— start EXTRACTED MATERIAL —

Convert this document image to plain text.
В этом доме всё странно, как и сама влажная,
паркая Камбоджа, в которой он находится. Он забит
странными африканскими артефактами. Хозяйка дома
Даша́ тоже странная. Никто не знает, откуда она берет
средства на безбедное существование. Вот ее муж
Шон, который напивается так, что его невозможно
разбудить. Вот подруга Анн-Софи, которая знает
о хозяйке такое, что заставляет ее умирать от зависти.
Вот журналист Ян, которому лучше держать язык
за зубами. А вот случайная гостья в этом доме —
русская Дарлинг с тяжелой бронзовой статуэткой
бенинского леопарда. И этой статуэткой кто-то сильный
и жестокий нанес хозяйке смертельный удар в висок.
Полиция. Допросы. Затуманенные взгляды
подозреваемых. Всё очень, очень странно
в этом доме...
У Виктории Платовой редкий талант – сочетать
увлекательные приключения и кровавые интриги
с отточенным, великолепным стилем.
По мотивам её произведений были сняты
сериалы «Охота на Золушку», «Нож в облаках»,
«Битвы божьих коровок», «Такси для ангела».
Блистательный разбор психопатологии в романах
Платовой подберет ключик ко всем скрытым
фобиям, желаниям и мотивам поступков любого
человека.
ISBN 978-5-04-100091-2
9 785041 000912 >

— end EXTRACTED MATERIAL —

Look above for lines with the word "хозяйке" and copy them all.

OUTPUT
о хозяйке такое, что заставляет ее умирать от зависти.
и жестокий нанес хозяйке смертельный удар в висок.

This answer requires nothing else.